>> begin Extract
First case: The $2\times 2$ matrix $A$ is diagonalizable over a field. That means that there exist $2$ linearly independent right hand eigenvectors $\x,\y$ such that $$A\x = \lambda_1 \x \text{ and } A\y=\lambda_2 \y \tag 1$$ (notice that $\lambda_1$ and $\lambda_2$ may not be distinct).

Now, consider the matrix $S$ which contains the right hand eigenvectors $\x, \y$ as its columns, i.e. $S = \begin{bmatrix} \x & \mid & \y\end{bmatrix}=\begin{bmatrix} x_1 & y_1 \\ x_2 & y_2\end{bmatrix}$. Taking advantage of $(1)$ it holds $$A \cdot S = S\cdot J,\tag 2$$ where $J = \begin{bmatrix} \lambda_1 & 0 \\ 0 & \lambda_2 \end{bmatrix}$. Thus, by $(2)$ it holds that $S^{-1} \cdot A \cdot S = J$.


$\newcommand{\v}{\mathbf{v}}$ $\newcommand{\w}{\mathbf{w}}$

Second case: The $2\times 2 $ matrix $A$ is not diagonalizable. That means that the Jordan normal form of the matrix will be of the form $J = \begin{bmatrix} \lambda & 1\\ 0 & \lambda\end{bmatrix}$.
>> end Extract
>> begin Information shown
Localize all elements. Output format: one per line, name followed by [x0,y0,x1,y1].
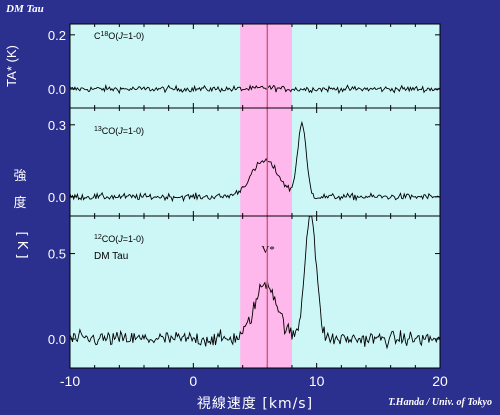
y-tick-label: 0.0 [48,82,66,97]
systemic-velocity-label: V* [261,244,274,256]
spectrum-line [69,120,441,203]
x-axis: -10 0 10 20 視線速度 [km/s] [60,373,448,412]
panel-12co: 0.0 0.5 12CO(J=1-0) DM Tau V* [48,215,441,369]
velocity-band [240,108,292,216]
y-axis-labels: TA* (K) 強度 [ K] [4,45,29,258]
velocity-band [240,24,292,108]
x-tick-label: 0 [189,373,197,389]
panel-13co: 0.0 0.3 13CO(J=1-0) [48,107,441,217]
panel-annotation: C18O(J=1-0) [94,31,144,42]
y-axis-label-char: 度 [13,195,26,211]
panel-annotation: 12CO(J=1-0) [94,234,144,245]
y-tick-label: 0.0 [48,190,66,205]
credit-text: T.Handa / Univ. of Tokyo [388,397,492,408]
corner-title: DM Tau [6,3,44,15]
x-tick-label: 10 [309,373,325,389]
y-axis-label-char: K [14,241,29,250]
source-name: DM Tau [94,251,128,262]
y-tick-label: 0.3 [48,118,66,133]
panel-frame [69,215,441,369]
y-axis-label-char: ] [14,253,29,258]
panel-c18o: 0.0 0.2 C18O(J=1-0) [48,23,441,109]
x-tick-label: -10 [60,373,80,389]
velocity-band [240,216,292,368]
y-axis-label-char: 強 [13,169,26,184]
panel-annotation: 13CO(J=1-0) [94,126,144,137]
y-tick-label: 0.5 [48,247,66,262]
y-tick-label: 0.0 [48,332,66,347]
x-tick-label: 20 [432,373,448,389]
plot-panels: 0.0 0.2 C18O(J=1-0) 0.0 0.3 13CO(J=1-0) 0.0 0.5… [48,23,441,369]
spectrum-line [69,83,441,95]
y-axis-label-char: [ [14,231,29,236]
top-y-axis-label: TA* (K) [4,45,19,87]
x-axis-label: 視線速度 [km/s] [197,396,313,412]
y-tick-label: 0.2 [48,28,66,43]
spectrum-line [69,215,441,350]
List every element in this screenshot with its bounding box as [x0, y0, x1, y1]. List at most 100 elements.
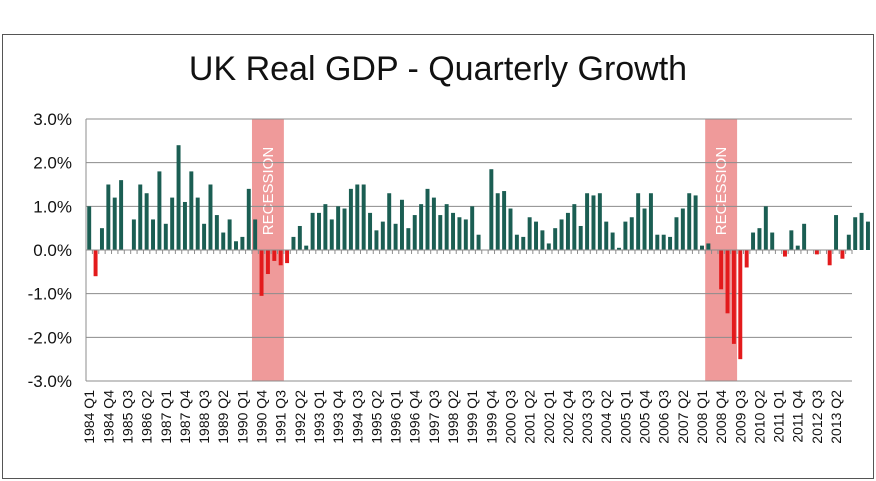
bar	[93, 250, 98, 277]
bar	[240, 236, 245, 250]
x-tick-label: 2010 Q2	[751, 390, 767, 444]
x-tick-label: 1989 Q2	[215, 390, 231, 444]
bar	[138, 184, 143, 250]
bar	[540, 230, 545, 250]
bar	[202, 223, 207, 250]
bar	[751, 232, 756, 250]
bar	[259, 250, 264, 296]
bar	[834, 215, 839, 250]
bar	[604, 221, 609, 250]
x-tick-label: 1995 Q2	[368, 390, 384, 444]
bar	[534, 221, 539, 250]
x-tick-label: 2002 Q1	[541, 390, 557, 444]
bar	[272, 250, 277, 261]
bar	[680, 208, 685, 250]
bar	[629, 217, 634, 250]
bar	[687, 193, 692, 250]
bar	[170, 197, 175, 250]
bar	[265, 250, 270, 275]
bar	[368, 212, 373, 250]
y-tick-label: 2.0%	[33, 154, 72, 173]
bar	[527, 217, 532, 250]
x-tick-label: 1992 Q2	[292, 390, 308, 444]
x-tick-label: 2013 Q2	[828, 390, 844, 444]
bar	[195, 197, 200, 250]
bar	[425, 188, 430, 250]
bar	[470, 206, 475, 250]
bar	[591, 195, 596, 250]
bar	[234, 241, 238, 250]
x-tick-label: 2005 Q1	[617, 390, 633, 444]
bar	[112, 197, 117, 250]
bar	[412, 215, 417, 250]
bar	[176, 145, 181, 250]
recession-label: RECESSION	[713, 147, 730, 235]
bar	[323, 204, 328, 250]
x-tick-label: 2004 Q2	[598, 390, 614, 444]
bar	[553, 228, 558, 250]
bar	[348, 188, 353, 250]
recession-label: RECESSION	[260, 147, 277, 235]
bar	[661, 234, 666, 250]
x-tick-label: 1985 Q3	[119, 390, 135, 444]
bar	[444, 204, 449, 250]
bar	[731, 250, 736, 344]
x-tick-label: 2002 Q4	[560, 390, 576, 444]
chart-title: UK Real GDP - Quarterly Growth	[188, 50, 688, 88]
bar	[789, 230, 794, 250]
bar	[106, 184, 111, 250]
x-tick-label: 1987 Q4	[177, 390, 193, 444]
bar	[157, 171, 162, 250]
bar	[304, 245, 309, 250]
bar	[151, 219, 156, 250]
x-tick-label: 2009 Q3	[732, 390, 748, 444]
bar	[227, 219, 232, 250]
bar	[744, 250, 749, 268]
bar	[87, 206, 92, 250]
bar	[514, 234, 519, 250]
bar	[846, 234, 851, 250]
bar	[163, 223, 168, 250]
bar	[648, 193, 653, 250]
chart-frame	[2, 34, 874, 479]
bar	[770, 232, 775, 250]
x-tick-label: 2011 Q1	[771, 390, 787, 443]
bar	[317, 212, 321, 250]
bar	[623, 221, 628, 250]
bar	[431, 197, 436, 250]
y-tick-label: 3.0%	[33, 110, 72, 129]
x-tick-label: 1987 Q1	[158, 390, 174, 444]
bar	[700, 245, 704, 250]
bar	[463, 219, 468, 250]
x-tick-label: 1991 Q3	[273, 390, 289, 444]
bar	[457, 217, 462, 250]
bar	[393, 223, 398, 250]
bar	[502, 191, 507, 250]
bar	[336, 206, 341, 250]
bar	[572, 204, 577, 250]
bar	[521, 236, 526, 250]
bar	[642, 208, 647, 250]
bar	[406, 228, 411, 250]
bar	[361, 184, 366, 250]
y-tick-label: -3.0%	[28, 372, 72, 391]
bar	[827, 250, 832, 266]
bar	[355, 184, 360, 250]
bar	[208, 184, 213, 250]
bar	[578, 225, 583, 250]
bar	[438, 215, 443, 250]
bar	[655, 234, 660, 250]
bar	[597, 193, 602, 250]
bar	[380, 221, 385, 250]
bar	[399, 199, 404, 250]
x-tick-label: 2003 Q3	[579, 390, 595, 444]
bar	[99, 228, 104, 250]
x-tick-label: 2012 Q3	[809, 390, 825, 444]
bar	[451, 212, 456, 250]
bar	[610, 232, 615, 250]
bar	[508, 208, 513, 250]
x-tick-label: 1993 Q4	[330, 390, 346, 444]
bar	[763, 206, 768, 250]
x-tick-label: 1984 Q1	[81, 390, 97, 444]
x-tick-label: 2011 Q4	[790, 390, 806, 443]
>> end Information shown
**Exercises to complete:**
(a) Answer these from the text on 2×2 matrices:
(i) What does the matrix S hold as its columns?
(ii) What does S⁻¹·A·S equal in the first case?
(iii) What form does the Jordan normal form J take in the second case?
(b) Carry on with the text on 2×2 matrices from its last sentence.

**Task-by-task results:**
(a)
(i) The right hand eigenvectors x and y.
(ii) J, the diagonal matrix with λ₁ and λ₂ on its diagonal.
(iii) J = [[λ, 1], [0, λ]], with λ on the diagonal and 1 in the upper right entry.

(b)
Since $A$ is not diagonalizable, there is only one eigenvalue $\lambda$, which its geometric multiplicity is less than its algebraic one. Thus, there is a right hand eigenvector $\v$ and a generalized right hand eigenvector $\w$ such that: $$\begin{array}[t]{l}A\v = \lambda \v\\ (A-\lambda I) \w =\v. \end{array}$$ Consider the matrix $S = \begin{bmatrix} \v & \mid & \w\end{bmatrix} = \begin{bmatrix} v_1 & w_1 \\ v_2 & w_2 \end{bmatrix}$. Again, taking advantage of the above equalities it holds: $$A \cdot S = S \cdot J.\tag{3}$$


  • Proof of $(3)$.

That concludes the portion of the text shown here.